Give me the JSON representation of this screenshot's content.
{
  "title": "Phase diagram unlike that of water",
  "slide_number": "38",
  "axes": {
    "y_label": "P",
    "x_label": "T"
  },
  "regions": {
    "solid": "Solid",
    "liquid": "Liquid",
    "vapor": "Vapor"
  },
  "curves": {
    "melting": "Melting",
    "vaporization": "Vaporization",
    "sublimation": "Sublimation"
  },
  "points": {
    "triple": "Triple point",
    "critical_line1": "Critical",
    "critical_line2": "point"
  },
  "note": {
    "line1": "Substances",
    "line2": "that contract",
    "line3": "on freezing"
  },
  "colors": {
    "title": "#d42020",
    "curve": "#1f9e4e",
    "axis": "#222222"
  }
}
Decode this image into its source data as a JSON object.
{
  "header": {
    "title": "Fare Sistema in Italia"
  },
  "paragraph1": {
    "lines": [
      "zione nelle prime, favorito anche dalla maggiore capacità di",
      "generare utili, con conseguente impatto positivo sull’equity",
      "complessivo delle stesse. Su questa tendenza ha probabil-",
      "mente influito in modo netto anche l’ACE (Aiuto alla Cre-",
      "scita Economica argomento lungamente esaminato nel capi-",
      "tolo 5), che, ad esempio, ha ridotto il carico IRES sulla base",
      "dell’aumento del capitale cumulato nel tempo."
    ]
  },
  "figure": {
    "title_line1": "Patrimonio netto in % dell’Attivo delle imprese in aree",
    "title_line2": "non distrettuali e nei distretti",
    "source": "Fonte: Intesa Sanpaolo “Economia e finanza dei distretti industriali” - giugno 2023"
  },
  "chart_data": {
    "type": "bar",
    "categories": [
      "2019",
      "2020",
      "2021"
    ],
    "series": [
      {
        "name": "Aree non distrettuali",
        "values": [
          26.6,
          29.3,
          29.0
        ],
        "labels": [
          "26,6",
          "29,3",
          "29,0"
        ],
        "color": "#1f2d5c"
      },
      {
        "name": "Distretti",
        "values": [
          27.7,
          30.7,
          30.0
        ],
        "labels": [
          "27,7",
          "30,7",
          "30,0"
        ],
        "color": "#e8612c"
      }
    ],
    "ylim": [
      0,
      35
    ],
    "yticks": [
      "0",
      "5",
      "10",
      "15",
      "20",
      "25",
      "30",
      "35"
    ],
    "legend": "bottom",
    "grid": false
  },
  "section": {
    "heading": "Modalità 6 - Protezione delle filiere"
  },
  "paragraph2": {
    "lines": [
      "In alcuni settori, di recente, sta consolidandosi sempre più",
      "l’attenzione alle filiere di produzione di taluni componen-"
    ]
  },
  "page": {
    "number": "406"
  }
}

* [REQUIREMENTS]: Find the word "distrettuali" in the data and copy out each line where it turns up.

* [ANSWER BELOW]:
    "title_line2": "non distrettuali e nei distretti",
        "name": "Aree non distrettuali",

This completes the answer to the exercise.